**To be done**
Narrow the data below down to the lines containing "JSON".

[start Data supplied]

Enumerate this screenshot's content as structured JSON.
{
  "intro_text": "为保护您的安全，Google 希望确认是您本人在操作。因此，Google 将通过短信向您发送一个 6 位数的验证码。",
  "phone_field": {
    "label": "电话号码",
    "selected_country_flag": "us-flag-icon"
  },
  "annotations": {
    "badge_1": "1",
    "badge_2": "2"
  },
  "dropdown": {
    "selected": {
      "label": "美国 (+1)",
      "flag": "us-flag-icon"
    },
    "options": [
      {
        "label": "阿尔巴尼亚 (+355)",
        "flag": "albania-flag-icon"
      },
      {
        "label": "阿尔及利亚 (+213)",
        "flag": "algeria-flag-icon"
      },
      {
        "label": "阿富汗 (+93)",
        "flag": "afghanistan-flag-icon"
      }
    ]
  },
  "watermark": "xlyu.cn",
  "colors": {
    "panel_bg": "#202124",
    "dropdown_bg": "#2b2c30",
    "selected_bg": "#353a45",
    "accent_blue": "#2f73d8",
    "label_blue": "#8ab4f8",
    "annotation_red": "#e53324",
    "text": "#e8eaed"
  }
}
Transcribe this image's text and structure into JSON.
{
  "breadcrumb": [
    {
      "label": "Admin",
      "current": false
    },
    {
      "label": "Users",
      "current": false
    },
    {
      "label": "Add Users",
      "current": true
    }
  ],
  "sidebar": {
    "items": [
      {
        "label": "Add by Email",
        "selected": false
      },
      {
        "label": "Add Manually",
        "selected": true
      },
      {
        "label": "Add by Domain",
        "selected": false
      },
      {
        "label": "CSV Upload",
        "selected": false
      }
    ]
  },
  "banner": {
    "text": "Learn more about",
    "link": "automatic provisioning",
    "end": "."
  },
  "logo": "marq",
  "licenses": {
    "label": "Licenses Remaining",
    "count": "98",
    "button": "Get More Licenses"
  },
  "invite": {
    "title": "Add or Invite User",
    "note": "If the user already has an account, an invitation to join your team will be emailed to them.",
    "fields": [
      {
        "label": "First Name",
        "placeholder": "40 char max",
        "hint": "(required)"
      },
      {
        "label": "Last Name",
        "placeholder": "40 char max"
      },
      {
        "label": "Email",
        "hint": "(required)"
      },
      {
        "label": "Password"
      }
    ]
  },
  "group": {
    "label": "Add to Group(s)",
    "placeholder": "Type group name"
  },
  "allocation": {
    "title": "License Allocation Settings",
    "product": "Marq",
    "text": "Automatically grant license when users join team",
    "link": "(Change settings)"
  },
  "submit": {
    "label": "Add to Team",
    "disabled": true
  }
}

[end Data supplied]

**Solution to the problem**
Enumerate this screenshot's content as structured JSON.
Transcribe this image's text and structure into JSON.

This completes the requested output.